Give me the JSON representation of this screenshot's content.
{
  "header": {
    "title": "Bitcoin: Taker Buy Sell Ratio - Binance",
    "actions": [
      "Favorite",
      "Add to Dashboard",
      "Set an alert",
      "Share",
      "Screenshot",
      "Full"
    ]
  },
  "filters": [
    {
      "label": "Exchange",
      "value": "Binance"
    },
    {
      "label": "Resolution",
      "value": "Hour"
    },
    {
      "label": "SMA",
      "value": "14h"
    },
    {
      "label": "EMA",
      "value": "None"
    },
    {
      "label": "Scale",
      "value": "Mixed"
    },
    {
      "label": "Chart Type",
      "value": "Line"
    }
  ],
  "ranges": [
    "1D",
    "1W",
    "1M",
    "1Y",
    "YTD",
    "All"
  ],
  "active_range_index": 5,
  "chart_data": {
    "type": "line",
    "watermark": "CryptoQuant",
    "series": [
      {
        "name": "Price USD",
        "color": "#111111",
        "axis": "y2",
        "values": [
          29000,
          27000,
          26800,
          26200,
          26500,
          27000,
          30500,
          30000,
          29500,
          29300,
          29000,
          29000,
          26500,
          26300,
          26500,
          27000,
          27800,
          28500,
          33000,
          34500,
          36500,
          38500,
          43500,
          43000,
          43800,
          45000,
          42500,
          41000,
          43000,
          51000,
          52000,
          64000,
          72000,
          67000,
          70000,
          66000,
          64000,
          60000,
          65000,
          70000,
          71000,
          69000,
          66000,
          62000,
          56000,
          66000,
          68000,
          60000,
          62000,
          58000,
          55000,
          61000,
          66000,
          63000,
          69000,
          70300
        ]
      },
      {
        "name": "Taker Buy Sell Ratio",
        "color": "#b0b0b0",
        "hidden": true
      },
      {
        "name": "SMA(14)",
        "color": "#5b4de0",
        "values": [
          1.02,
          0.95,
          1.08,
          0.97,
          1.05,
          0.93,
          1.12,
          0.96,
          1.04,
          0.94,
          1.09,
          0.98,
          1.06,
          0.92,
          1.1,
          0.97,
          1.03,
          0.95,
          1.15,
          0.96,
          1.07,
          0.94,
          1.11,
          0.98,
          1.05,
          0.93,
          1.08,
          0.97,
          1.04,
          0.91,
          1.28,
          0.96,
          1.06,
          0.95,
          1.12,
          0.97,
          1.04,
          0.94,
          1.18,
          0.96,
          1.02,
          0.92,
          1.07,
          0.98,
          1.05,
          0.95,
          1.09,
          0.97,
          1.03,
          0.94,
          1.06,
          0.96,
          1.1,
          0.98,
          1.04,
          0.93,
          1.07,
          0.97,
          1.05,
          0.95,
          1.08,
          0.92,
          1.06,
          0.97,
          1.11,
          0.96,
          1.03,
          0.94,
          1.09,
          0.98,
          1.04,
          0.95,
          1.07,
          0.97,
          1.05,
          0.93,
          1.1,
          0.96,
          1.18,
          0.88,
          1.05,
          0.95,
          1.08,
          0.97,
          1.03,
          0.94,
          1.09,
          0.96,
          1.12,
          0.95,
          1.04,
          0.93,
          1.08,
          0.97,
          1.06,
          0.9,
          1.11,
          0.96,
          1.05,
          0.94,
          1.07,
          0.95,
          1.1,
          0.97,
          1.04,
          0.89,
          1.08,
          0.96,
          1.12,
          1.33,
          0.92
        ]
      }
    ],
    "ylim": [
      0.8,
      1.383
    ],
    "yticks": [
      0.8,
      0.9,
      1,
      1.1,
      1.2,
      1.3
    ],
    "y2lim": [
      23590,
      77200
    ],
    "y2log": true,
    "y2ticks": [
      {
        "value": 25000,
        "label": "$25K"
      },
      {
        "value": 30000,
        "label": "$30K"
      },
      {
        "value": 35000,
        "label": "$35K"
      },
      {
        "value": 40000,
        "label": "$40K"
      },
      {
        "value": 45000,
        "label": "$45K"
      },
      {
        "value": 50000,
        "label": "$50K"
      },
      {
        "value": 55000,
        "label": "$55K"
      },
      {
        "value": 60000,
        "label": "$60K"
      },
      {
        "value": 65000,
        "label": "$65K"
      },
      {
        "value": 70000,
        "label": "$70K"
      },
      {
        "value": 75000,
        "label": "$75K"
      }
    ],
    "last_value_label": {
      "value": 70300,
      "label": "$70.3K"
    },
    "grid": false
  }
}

• **Given instruction**: Pick out every line above that holds the word "Binance" and copy it.

• **Final answer**:
    "title": "Bitcoin: Taker Buy Sell Ratio - Binance",
      "value": "Binance"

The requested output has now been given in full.